Written request: Each line in the entries below that holds the string "link" is to be listed.

* begin Task inputs *

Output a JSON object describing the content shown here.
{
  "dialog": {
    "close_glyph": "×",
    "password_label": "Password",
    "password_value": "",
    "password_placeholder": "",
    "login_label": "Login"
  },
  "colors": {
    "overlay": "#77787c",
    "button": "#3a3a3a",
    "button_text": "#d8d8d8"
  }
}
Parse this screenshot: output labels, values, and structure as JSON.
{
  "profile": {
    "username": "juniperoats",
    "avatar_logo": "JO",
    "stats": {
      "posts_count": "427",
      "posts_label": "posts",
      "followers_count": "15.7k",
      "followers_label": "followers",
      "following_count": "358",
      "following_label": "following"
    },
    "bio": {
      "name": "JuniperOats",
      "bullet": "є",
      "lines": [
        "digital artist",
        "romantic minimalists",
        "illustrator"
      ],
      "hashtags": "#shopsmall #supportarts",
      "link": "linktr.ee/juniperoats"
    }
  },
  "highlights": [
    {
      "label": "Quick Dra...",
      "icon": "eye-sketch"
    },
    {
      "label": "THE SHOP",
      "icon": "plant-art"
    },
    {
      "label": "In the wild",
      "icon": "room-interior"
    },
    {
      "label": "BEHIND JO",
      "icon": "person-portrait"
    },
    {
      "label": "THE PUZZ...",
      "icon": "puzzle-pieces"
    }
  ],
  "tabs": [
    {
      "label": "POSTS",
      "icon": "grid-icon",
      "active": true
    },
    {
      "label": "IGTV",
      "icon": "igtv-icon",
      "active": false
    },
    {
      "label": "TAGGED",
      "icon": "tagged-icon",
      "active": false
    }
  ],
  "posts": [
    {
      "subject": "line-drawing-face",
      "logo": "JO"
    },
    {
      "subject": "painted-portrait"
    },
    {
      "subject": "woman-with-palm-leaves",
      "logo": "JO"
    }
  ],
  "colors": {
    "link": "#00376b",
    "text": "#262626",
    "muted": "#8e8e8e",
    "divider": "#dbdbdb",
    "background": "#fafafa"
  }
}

* end Task inputs *

Answer to the exercise:
      "link": "linktr.ee/juniperoats"
    "link": "#00376b",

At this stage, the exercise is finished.